* RECORDS SHOWN:

********

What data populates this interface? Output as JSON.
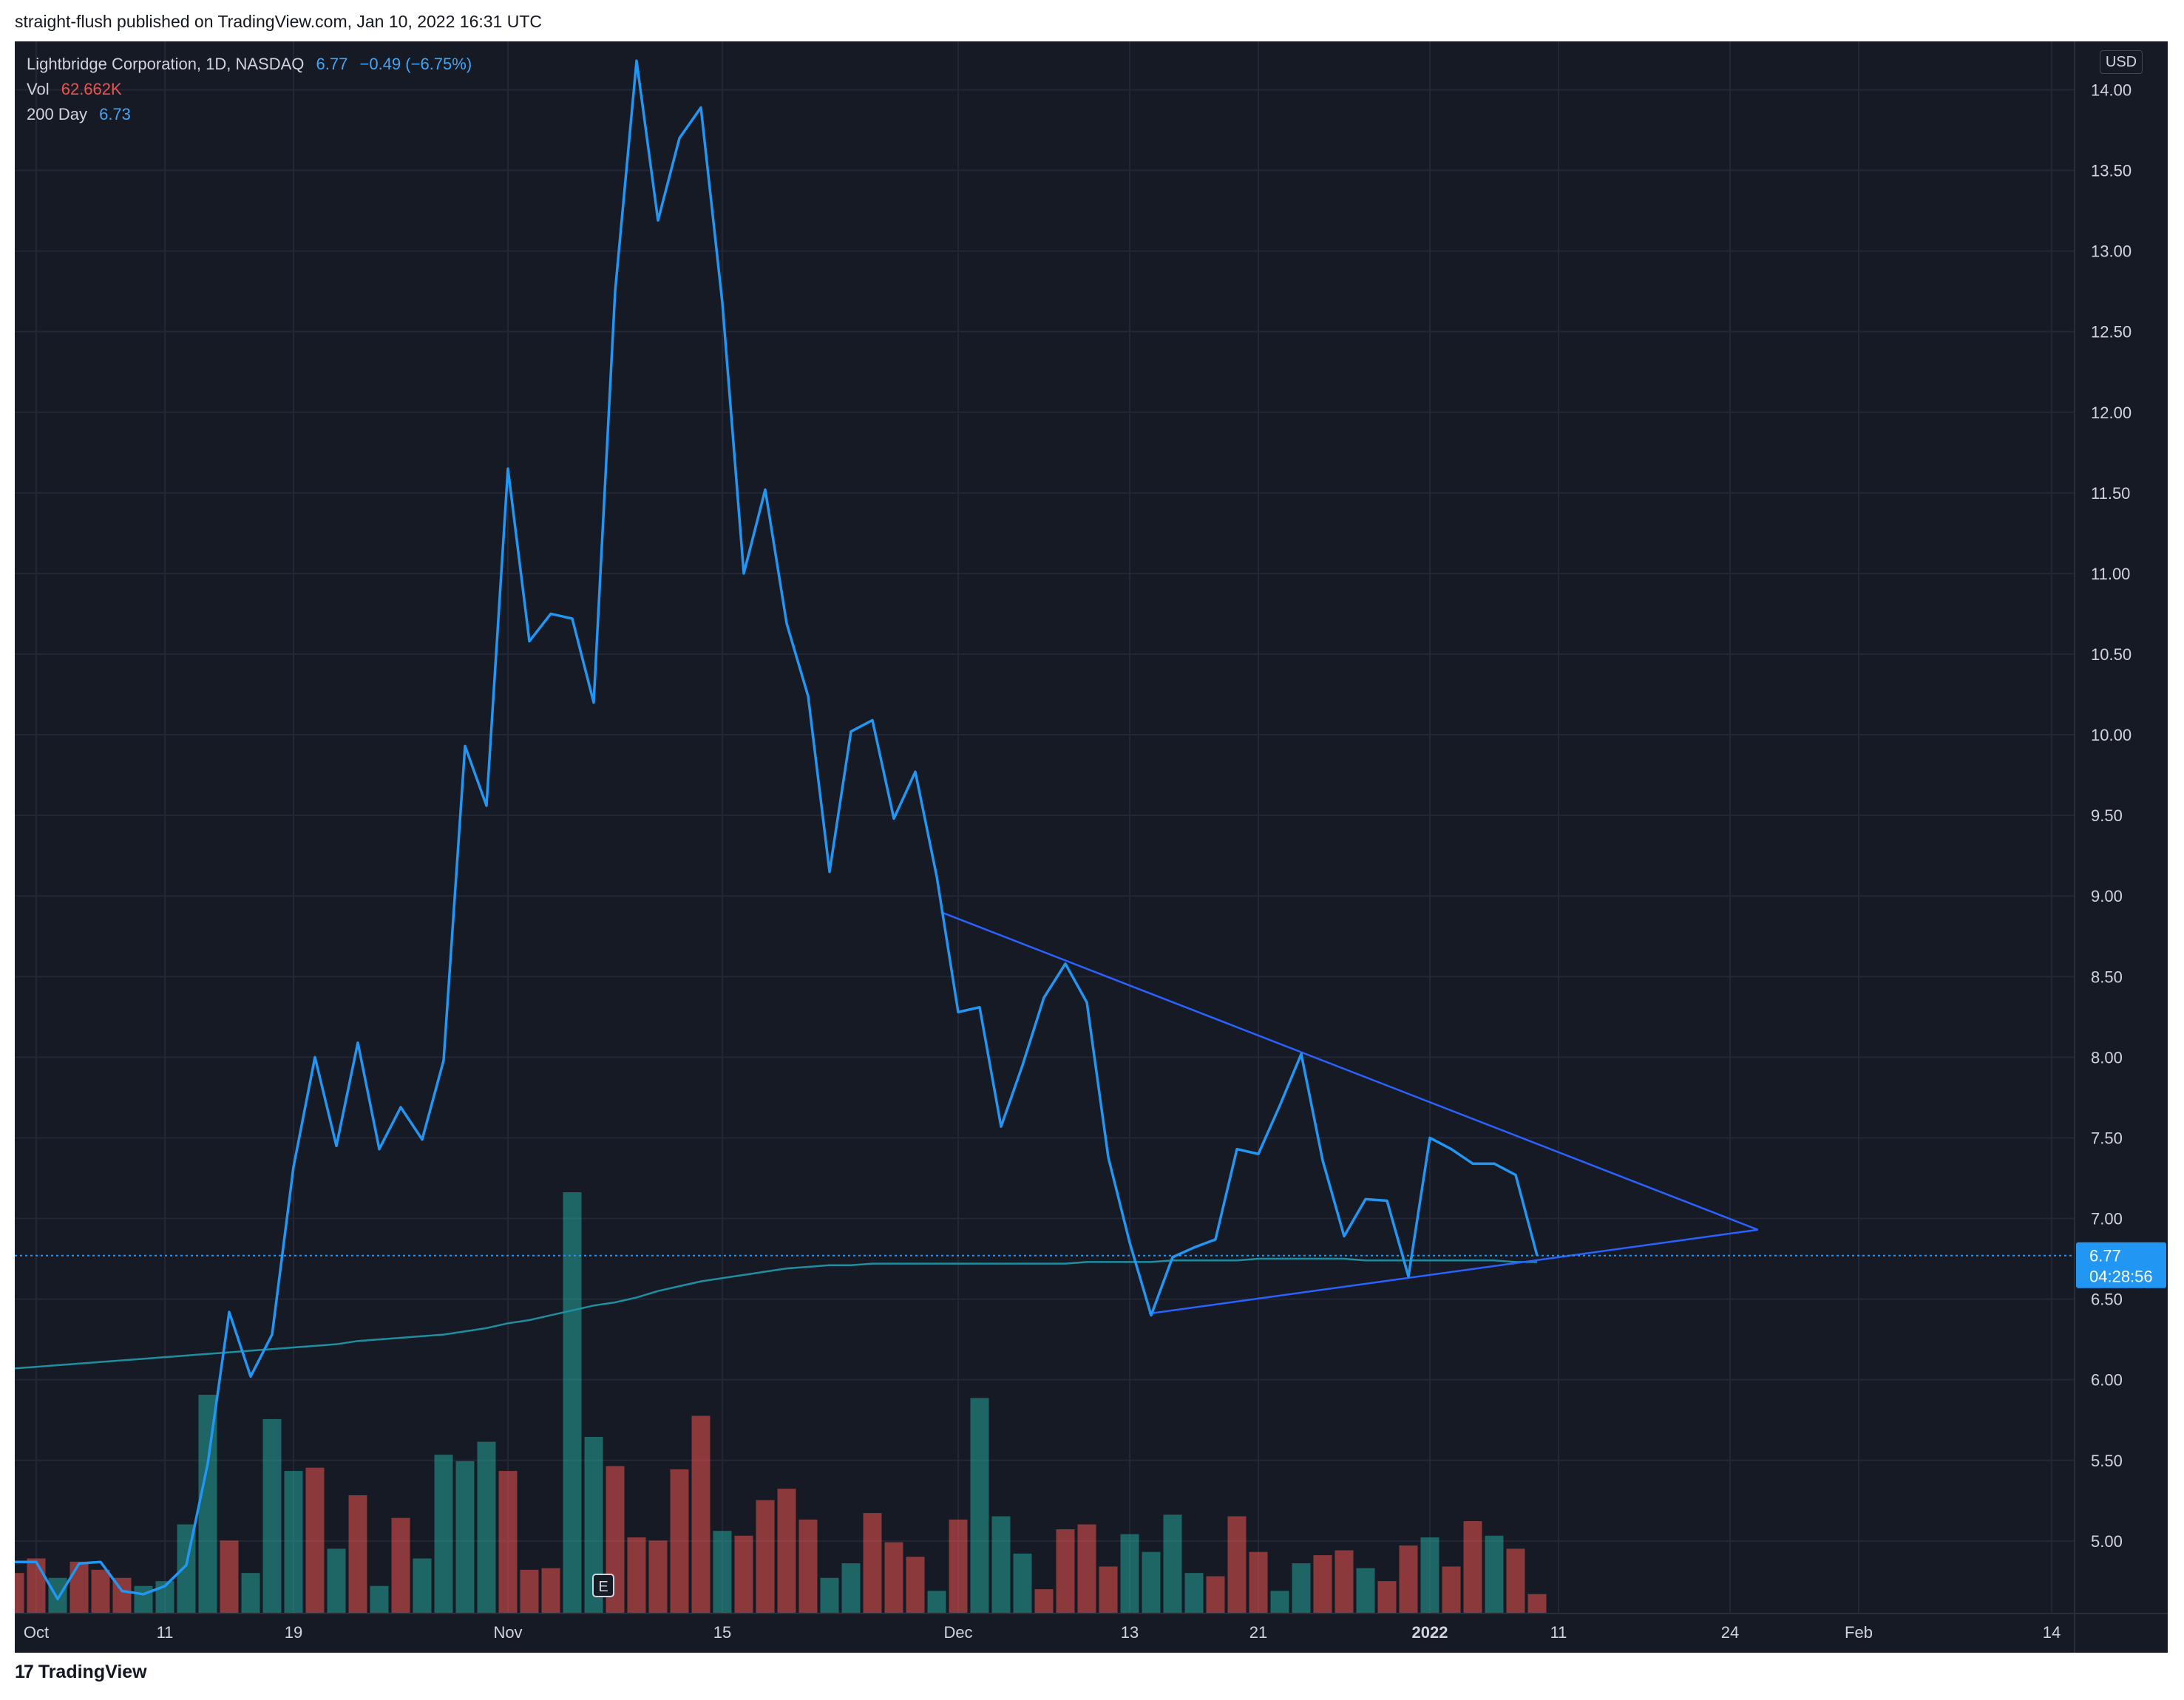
{
  "header": {
    "published_line": "straight-flush published on TradingView.com, Jan 10, 2022 16:31 UTC"
  },
  "legend": {
    "symbol": "Lightbridge Corporation, 1D, NASDAQ",
    "price": "6.77",
    "change": "−0.49 (−6.75%)",
    "vol_label": "Vol",
    "vol_value": "62.662K",
    "ma_label": "200 Day",
    "ma_value": "6.73"
  },
  "currency": "USD",
  "footer": {
    "logo_mark": "17",
    "brand": "TradingView"
  },
  "colors": {
    "background": "#161a25",
    "price_line": "#2196f3",
    "ma_line": "#1e8fa0",
    "trendline": "#2962ff",
    "volume_up": "#26a69a",
    "volume_down": "#ef5350",
    "price_label_bg": "#2196f3"
  },
  "chart_data": {
    "type": "line",
    "title": "Lightbridge Corporation, 1D, NASDAQ",
    "ylim": [
      4.55,
      14.3
    ],
    "y_ticks": [
      "14.00",
      "13.50",
      "13.00",
      "12.50",
      "12.00",
      "11.50",
      "11.00",
      "10.50",
      "10.00",
      "9.50",
      "9.00",
      "8.50",
      "8.00",
      "7.50",
      "7.00",
      "6.50",
      "6.00",
      "5.50",
      "5.00"
    ],
    "x_ticks": [
      {
        "label": "Oct",
        "idx": 1,
        "bold": false
      },
      {
        "label": "11",
        "idx": 7,
        "bold": false
      },
      {
        "label": "19",
        "idx": 13,
        "bold": false
      },
      {
        "label": "Nov",
        "idx": 23,
        "bold": false
      },
      {
        "label": "15",
        "idx": 33,
        "bold": false
      },
      {
        "label": "Dec",
        "idx": 44,
        "bold": false
      },
      {
        "label": "13",
        "idx": 52,
        "bold": false
      },
      {
        "label": "21",
        "idx": 58,
        "bold": false
      },
      {
        "label": "2022",
        "idx": 66,
        "bold": true
      },
      {
        "label": "11",
        "idx": 72,
        "bold": false
      },
      {
        "label": "24",
        "idx": 80,
        "bold": false
      },
      {
        "label": "Feb",
        "idx": 86,
        "bold": false
      },
      {
        "label": "14",
        "idx": 95,
        "bold": false
      }
    ],
    "series": [
      {
        "name": "Lightbridge Corporation",
        "values": [
          4.87,
          4.87,
          4.64,
          4.86,
          4.87,
          4.69,
          4.67,
          4.72,
          4.85,
          5.48,
          6.42,
          6.02,
          6.28,
          7.32,
          8.0,
          7.45,
          8.09,
          7.43,
          7.69,
          7.49,
          7.98,
          9.93,
          9.56,
          11.65,
          10.58,
          10.75,
          10.72,
          10.2,
          12.75,
          14.18,
          13.19,
          13.7,
          13.89,
          12.68,
          11.0,
          11.52,
          10.69,
          10.24,
          9.15,
          10.02,
          10.09,
          9.48,
          9.77,
          9.12,
          8.28,
          8.31,
          7.57,
          7.95,
          8.37,
          8.58,
          8.34,
          7.38,
          6.85,
          6.4,
          6.76,
          6.82,
          6.87,
          7.43,
          7.4,
          7.7,
          8.02,
          7.36,
          6.89,
          7.12,
          7.11,
          6.64,
          7.5,
          7.43,
          7.34,
          7.34,
          7.27,
          6.77
        ]
      },
      {
        "name": "200 Day",
        "values": [
          6.07,
          6.08,
          6.09,
          6.1,
          6.11,
          6.12,
          6.13,
          6.14,
          6.15,
          6.16,
          6.17,
          6.18,
          6.19,
          6.2,
          6.21,
          6.22,
          6.24,
          6.25,
          6.26,
          6.27,
          6.28,
          6.3,
          6.32,
          6.35,
          6.37,
          6.4,
          6.43,
          6.46,
          6.48,
          6.51,
          6.55,
          6.58,
          6.61,
          6.63,
          6.65,
          6.67,
          6.69,
          6.7,
          6.71,
          6.71,
          6.72,
          6.72,
          6.72,
          6.72,
          6.72,
          6.72,
          6.72,
          6.72,
          6.72,
          6.72,
          6.73,
          6.73,
          6.73,
          6.73,
          6.74,
          6.74,
          6.74,
          6.74,
          6.75,
          6.75,
          6.75,
          6.75,
          6.75,
          6.74,
          6.74,
          6.74,
          6.74,
          6.74,
          6.74,
          6.74,
          6.73,
          6.73
        ]
      }
    ],
    "volume": {
      "name": "Vol",
      "values": [
        25,
        34,
        22,
        32,
        27,
        22,
        17,
        20,
        55,
        135,
        45,
        25,
        120,
        88,
        90,
        40,
        73,
        17,
        59,
        34,
        98,
        94,
        106,
        88,
        27,
        28,
        260,
        109,
        91,
        47,
        45,
        89,
        122,
        51,
        48,
        70,
        77,
        58,
        22,
        31,
        62,
        44,
        35,
        14,
        58,
        133,
        60,
        37,
        15,
        52,
        55,
        29,
        49,
        38,
        61,
        25,
        23,
        60,
        38,
        14,
        31,
        36,
        39,
        28,
        20,
        42,
        47,
        29,
        57,
        48,
        40,
        12
      ],
      "direction": [
        "down",
        "down",
        "up",
        "down",
        "down",
        "down",
        "up",
        "up",
        "up",
        "up",
        "down",
        "up",
        "up",
        "up",
        "down",
        "up",
        "down",
        "up",
        "down",
        "up",
        "up",
        "up",
        "up",
        "down",
        "down",
        "down",
        "up",
        "up",
        "down",
        "down",
        "down",
        "down",
        "down",
        "up",
        "down",
        "down",
        "down",
        "down",
        "up",
        "up",
        "down",
        "down",
        "down",
        "up",
        "down",
        "up",
        "up",
        "up",
        "down",
        "down",
        "down",
        "down",
        "up",
        "up",
        "up",
        "up",
        "down",
        "down",
        "down",
        "up",
        "up",
        "down",
        "down",
        "up",
        "down",
        "down",
        "up",
        "down",
        "down",
        "up",
        "down",
        "down"
      ]
    },
    "trendlines": [
      {
        "from": {
          "idx": 43.2,
          "y": 8.9
        },
        "to": {
          "idx": 81.3,
          "y": 6.93
        }
      },
      {
        "from": {
          "idx": 52.9,
          "y": 6.41
        },
        "to": {
          "idx": 81.3,
          "y": 6.93
        }
      }
    ],
    "current_price": {
      "value": 6.77,
      "label": "6.77",
      "countdown": "04:28:56"
    }
  }
}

********

* WHAT YOU ARE ASKED TO DO: Quote the records above exactly, leaving out any pictures.

* EXERCISE OUTPUT:
What data populates this interface? Output as JSON.
{
  "header": {
    "published_line": "straight-flush published on TradingView.com, Jan 10, 2022 16:31 UTC"
  },
  "legend": {
    "symbol": "Lightbridge Corporation, 1D, NASDAQ",
    "price": "6.77",
    "change": "−0.49 (−6.75%)",
    "vol_label": "Vol",
    "vol_value": "62.662K",
    "ma_label": "200 Day",
    "ma_value": "6.73"
  },
  "currency": "USD",
  "footer": {
    "logo_mark": "17",
    "brand": "TradingView"
  },
  "colors": {
    "background": "#161a25",
    "price_line": "#2196f3",
    "ma_line": "#1e8fa0",
    "trendline": "#2962ff",
    "volume_up": "#26a69a",
    "volume_down": "#ef5350",
    "price_label_bg": "#2196f3"
  },
  "chart_data": {
    "type": "line",
    "title": "Lightbridge Corporation, 1D, NASDAQ",
    "ylim": [
      4.55,
      14.3
    ],
    "y_ticks": [
      "14.00",
      "13.50",
      "13.00",
      "12.50",
      "12.00",
      "11.50",
      "11.00",
      "10.50",
      "10.00",
      "9.50",
      "9.00",
      "8.50",
      "8.00",
      "7.50",
      "7.00",
      "6.50",
      "6.00",
      "5.50",
      "5.00"
    ],
    "x_ticks": [
      {
        "label": "Oct",
        "idx": 1,
        "bold": false
      },
      {
        "label": "11",
        "idx": 7,
        "bold": false
      },
      {
        "label": "19",
        "idx": 13,
        "bold": false
      },
      {
        "label": "Nov",
        "idx": 23,
        "bold": false
      },
      {
        "label": "15",
        "idx": 33,
        "bold": false
      },
      {
        "label": "Dec",
        "idx": 44,
        "bold": false
      },
      {
        "label": "13",
        "idx": 52,
        "bold": false
      },
      {
        "label": "21",
        "idx": 58,
        "bold": false
      },
      {
        "label": "2022",
        "idx": 66,
        "bold": true
      },
      {
        "label": "11",
        "idx": 72,
        "bold": false
      },
      {
        "label": "24",
        "idx": 80,
        "bold": false
      },
      {
        "label": "Feb",
        "idx": 86,
        "bold": false
      },
      {
        "label": "14",
        "idx": 95,
        "bold": false
      }
    ],
    "series": [
      {
        "name": "Lightbridge Corporation",
        "values": [
          4.87,
          4.87,
          4.64,
          4.86,
          4.87,
          4.69,
          4.67,
          4.72,
          4.85,
          5.48,
          6.42,
          6.02,
          6.28,
          7.32,
          8.0,
          7.45,
          8.09,
          7.43,
          7.69,
          7.49,
          7.98,
          9.93,
          9.56,
          11.65,
          10.58,
          10.75,
          10.72,
          10.2,
          12.75,
          14.18,
          13.19,
          13.7,
          13.89,
          12.68,
          11.0,
          11.52,
          10.69,
          10.24,
          9.15,
          10.02,
          10.09,
          9.48,
          9.77,
          9.12,
          8.28,
          8.31,
          7.57,
          7.95,
          8.37,
          8.58,
          8.34,
          7.38,
          6.85,
          6.4,
          6.76,
          6.82,
          6.87,
          7.43,
          7.4,
          7.7,
          8.02,
          7.36,
          6.89,
          7.12,
          7.11,
          6.64,
          7.5,
          7.43,
          7.34,
          7.34,
          7.27,
          6.77
        ]
      },
      {
        "name": "200 Day",
        "values": [
          6.07,
          6.08,
          6.09,
          6.1,
          6.11,
          6.12,
          6.13,
          6.14,
          6.15,
          6.16,
          6.17,
          6.18,
          6.19,
          6.2,
          6.21,
          6.22,
          6.24,
          6.25,
          6.26,
          6.27,
          6.28,
          6.3,
          6.32,
          6.35,
          6.37,
          6.4,
          6.43,
          6.46,
          6.48,
          6.51,
          6.55,
          6.58,
          6.61,
          6.63,
          6.65,
          6.67,
          6.69,
          6.7,
          6.71,
          6.71,
          6.72,
          6.72,
          6.72,
          6.72,
          6.72,
          6.72,
          6.72,
          6.72,
          6.72,
          6.72,
          6.73,
          6.73,
          6.73,
          6.73,
          6.74,
          6.74,
          6.74,
          6.74,
          6.75,
          6.75,
          6.75,
          6.75,
          6.75,
          6.74,
          6.74,
          6.74,
          6.74,
          6.74,
          6.74,
          6.74,
          6.73,
          6.73
        ]
      }
    ],
    "volume": {
      "name": "Vol",
      "values": [
        25,
        34,
        22,
        32,
        27,
        22,
        17,
        20,
        55,
        135,
        45,
        25,
        120,
        88,
        90,
        40,
        73,
        17,
        59,
        34,
        98,
        94,
        106,
        88,
        27,
        28,
        260,
        109,
        91,
        47,
        45,
        89,
        122,
        51,
        48,
        70,
        77,
        58,
        22,
        31,
        62,
        44,
        35,
        14,
        58,
        133,
        60,
        37,
        15,
        52,
        55,
        29,
        49,
        38,
        61,
        25,
        23,
        60,
        38,
        14,
        31,
        36,
        39,
        28,
        20,
        42,
        47,
        29,
        57,
        48,
        40,
        12
      ],
      "direction": [
        "down",
        "down",
        "up",
        "down",
        "down",
        "down",
        "up",
        "up",
        "up",
        "up",
        "down",
        "up",
        "up",
        "up",
        "down",
        "up",
        "down",
        "up",
        "down",
        "up",
        "up",
        "up",
        "up",
        "down",
        "down",
        "down",
        "up",
        "up",
        "down",
        "down",
        "down",
        "down",
        "down",
        "up",
        "down",
        "down",
        "down",
        "down",
        "up",
        "up",
        "down",
        "down",
        "down",
        "up",
        "down",
        "up",
        "up",
        "up",
        "down",
        "down",
        "down",
        "down",
        "up",
        "up",
        "up",
        "up",
        "down",
        "down",
        "down",
        "up",
        "up",
        "down",
        "down",
        "up",
        "down",
        "down",
        "up",
        "down",
        "down",
        "up",
        "down",
        "down"
      ]
    },
    "trendlines": [
      {
        "from": {
          "idx": 43.2,
          "y": 8.9
        },
        "to": {
          "idx": 81.3,
          "y": 6.93
        }
      },
      {
        "from": {
          "idx": 52.9,
          "y": 6.41
        },
        "to": {
          "idx": 81.3,
          "y": 6.93
        }
      }
    ],
    "current_price": {
      "value": 6.77,
      "label": "6.77",
      "countdown": "04:28:56"
    }
  }
}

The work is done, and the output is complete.